#### Listed entries ####
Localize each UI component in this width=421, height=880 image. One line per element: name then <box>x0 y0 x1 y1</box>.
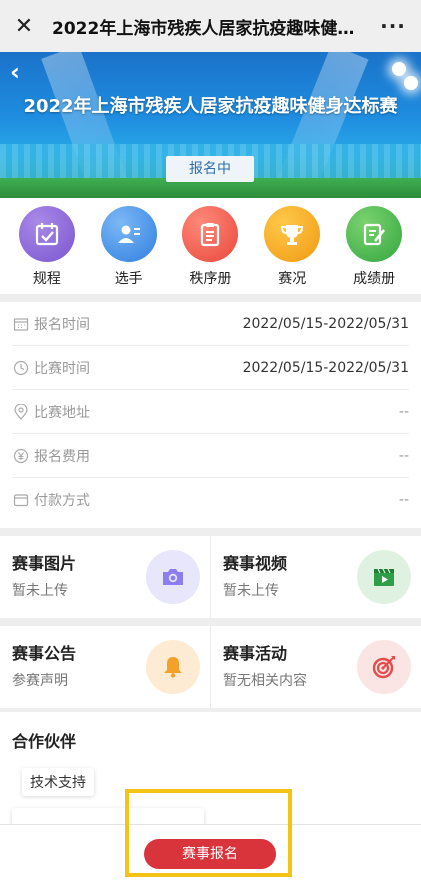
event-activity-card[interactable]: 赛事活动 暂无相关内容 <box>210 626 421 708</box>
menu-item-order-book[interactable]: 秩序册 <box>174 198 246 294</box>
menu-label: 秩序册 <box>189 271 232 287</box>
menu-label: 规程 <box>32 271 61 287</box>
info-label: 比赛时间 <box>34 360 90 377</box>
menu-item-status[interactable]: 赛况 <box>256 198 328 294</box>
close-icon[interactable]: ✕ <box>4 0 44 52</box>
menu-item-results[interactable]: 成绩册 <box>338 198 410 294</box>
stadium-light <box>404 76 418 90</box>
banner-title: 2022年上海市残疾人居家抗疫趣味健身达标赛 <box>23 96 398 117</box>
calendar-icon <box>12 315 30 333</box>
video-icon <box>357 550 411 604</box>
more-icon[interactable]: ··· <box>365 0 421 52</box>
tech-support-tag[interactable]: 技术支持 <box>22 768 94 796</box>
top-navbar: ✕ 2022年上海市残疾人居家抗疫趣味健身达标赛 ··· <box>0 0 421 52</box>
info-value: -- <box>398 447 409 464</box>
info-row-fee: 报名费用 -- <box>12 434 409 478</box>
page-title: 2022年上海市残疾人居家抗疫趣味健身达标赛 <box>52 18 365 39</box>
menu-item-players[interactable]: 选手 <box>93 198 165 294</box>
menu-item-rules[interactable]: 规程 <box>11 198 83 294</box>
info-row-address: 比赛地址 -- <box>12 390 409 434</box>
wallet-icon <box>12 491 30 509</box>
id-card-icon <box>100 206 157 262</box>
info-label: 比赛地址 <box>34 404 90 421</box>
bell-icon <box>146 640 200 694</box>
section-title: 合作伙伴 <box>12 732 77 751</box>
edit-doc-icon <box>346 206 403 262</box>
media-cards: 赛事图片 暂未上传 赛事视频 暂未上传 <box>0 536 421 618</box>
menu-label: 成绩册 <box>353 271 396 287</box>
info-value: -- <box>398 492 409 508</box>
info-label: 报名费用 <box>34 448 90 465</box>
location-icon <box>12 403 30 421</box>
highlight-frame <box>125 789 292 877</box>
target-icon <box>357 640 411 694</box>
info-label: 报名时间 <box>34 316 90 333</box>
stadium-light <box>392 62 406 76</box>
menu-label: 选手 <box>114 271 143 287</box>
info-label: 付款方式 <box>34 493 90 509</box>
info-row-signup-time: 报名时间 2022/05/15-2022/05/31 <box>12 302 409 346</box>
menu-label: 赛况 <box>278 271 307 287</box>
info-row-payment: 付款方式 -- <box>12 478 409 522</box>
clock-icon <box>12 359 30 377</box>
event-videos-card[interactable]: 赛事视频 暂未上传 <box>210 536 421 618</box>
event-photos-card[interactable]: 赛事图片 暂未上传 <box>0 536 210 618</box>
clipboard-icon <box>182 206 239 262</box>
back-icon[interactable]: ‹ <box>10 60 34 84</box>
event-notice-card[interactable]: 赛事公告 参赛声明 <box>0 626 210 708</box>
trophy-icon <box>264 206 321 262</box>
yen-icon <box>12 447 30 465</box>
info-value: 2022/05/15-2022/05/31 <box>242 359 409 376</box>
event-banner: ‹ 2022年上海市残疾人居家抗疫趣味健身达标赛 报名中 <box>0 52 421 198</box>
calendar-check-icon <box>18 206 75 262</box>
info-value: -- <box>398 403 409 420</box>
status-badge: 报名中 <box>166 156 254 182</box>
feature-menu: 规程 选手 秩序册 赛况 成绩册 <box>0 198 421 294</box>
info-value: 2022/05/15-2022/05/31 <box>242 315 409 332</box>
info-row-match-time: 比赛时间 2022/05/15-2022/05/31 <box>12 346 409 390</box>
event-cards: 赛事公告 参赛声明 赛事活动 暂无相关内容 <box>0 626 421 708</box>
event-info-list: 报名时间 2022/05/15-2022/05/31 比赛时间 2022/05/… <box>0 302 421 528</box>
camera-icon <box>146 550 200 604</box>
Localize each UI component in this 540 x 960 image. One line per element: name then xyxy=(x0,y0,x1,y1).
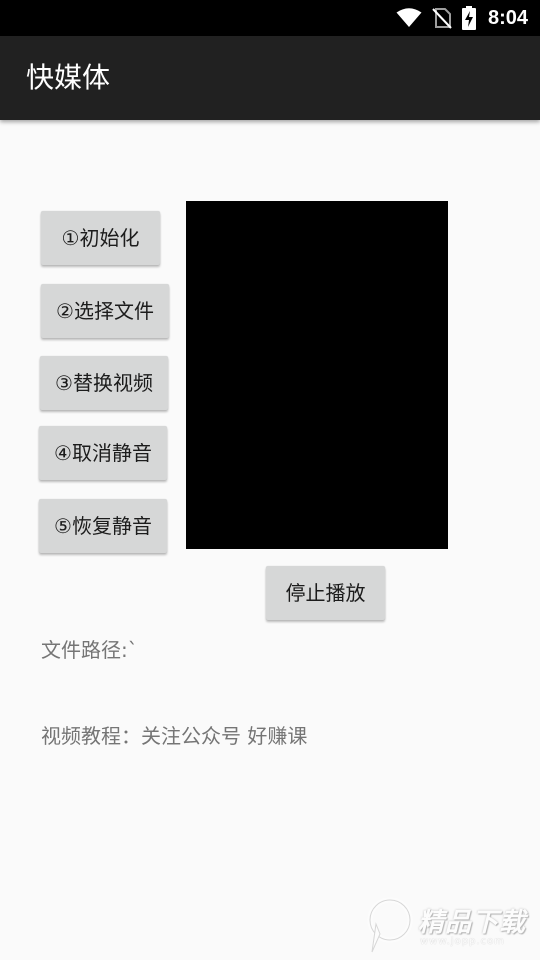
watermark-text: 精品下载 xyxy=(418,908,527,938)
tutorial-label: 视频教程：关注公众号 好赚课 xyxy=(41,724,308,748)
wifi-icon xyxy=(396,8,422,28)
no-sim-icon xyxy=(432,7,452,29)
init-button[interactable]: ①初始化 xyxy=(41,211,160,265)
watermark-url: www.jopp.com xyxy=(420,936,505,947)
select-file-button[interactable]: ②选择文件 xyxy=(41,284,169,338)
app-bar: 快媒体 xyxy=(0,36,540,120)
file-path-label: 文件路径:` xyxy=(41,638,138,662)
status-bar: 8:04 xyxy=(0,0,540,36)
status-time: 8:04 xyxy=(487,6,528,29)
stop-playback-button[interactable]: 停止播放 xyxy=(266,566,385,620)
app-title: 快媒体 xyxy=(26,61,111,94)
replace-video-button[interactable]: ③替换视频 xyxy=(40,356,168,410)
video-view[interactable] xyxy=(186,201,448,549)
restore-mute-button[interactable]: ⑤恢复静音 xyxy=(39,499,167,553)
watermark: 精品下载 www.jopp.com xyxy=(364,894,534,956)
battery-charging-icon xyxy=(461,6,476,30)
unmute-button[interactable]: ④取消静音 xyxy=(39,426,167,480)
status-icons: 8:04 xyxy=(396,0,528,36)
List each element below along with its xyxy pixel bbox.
####
What you need to do: Copy out all the entries above with each "info-label" swapped for "field-label" and nothing else altered. Omit the pictures.

Answer in full:
Localize each UI component in this width=421, height=880 image. One line per element: name then <box>x0 y0 x1 y1</box>.
event-activity-card[interactable]: 赛事活动 暂无相关内容 <box>210 626 421 708</box>
menu-item-order-book[interactable]: 秩序册 <box>174 198 246 294</box>
menu-label: 秩序册 <box>189 271 232 287</box>
menu-label: 规程 <box>32 271 61 287</box>
field-label: 比赛时间 <box>34 360 90 377</box>
menu-item-status[interactable]: 赛况 <box>256 198 328 294</box>
close-icon[interactable]: ✕ <box>4 0 44 52</box>
menu-item-results[interactable]: 成绩册 <box>338 198 410 294</box>
stadium-light <box>404 76 418 90</box>
banner-title: 2022年上海市残疾人居家抗疫趣味健身达标赛 <box>23 96 398 117</box>
calendar-icon <box>12 315 30 333</box>
video-icon <box>357 550 411 604</box>
more-icon[interactable]: ··· <box>365 0 421 52</box>
tech-support-tag[interactable]: 技术支持 <box>22 768 94 796</box>
top-navbar: ✕ 2022年上海市残疾人居家抗疫趣味健身达标赛 ··· <box>0 0 421 52</box>
info-value: -- <box>398 447 409 464</box>
info-row-fee: 报名费用 -- <box>12 434 409 478</box>
page-title: 2022年上海市残疾人居家抗疫趣味健身达标赛 <box>52 18 365 39</box>
menu-item-players[interactable]: 选手 <box>93 198 165 294</box>
menu-item-rules[interactable]: 规程 <box>11 198 83 294</box>
info-row-address: 比赛地址 -- <box>12 390 409 434</box>
wallet-icon <box>12 491 30 509</box>
id-card-icon <box>100 206 157 262</box>
field-label: 比赛地址 <box>34 404 90 421</box>
bell-icon <box>146 640 200 694</box>
section-title: 合作伙伴 <box>12 732 77 751</box>
edit-doc-icon <box>346 206 403 262</box>
media-cards: 赛事图片 暂未上传 赛事视频 暂未上传 <box>0 536 421 618</box>
menu-label: 成绩册 <box>353 271 396 287</box>
info-value: -- <box>398 492 409 508</box>
field-label: 报名费用 <box>34 448 90 465</box>
location-icon <box>12 403 30 421</box>
highlight-frame <box>125 789 292 877</box>
target-icon <box>357 640 411 694</box>
field-label: 报名时间 <box>34 316 90 333</box>
stadium-light <box>392 62 406 76</box>
menu-label: 选手 <box>114 271 143 287</box>
field-label: 付款方式 <box>34 493 90 509</box>
info-row-signup-time: 报名时间 2022/05/15-2022/05/31 <box>12 302 409 346</box>
menu-label: 赛况 <box>278 271 307 287</box>
info-row-payment: 付款方式 -- <box>12 478 409 522</box>
clock-icon <box>12 359 30 377</box>
event-videos-card[interactable]: 赛事视频 暂未上传 <box>210 536 421 618</box>
event-photos-card[interactable]: 赛事图片 暂未上传 <box>0 536 210 618</box>
clipboard-icon <box>182 206 239 262</box>
back-icon[interactable]: ‹ <box>10 60 34 84</box>
event-notice-card[interactable]: 赛事公告 参赛声明 <box>0 626 210 708</box>
trophy-icon <box>264 206 321 262</box>
yen-icon <box>12 447 30 465</box>
info-value: 2022/05/15-2022/05/31 <box>242 359 409 376</box>
event-banner: ‹ 2022年上海市残疾人居家抗疫趣味健身达标赛 报名中 <box>0 52 421 198</box>
calendar-check-icon <box>18 206 75 262</box>
info-value: -- <box>398 403 409 420</box>
status-badge: 报名中 <box>166 156 254 182</box>
feature-menu: 规程 选手 秩序册 赛况 成绩册 <box>0 198 421 294</box>
info-value: 2022/05/15-2022/05/31 <box>242 315 409 332</box>
info-row-match-time: 比赛时间 2022/05/15-2022/05/31 <box>12 346 409 390</box>
event-cards: 赛事公告 参赛声明 赛事活动 暂无相关内容 <box>0 626 421 708</box>
event-info-list: 报名时间 2022/05/15-2022/05/31 比赛时间 2022/05/… <box>0 302 421 528</box>
camera-icon <box>146 550 200 604</box>
Localize each UI component in this 540 x 960 image. One line per element: name then xyxy=(x0,y0,x1,y1).
watermark-text: 精品下载 xyxy=(418,908,527,938)
tutorial-label: 视频教程：关注公众号 好赚课 xyxy=(41,724,308,748)
wifi-icon xyxy=(396,8,422,28)
no-sim-icon xyxy=(432,7,452,29)
init-button[interactable]: ①初始化 xyxy=(41,211,160,265)
watermark-url: www.jopp.com xyxy=(420,936,505,947)
select-file-button[interactable]: ②选择文件 xyxy=(41,284,169,338)
app-bar: 快媒体 xyxy=(0,36,540,120)
file-path-label: 文件路径:` xyxy=(41,638,138,662)
status-bar: 8:04 xyxy=(0,0,540,36)
status-time: 8:04 xyxy=(487,6,528,29)
stop-playback-button[interactable]: 停止播放 xyxy=(266,566,385,620)
app-title: 快媒体 xyxy=(26,61,111,94)
replace-video-button[interactable]: ③替换视频 xyxy=(40,356,168,410)
video-view[interactable] xyxy=(186,201,448,549)
restore-mute-button[interactable]: ⑤恢复静音 xyxy=(39,499,167,553)
watermark: 精品下载 www.jopp.com xyxy=(364,894,534,956)
battery-charging-icon xyxy=(461,6,476,30)
unmute-button[interactable]: ④取消静音 xyxy=(39,426,167,480)
status-icons: 8:04 xyxy=(396,0,528,36)
List each element below along with its xyxy pixel bbox.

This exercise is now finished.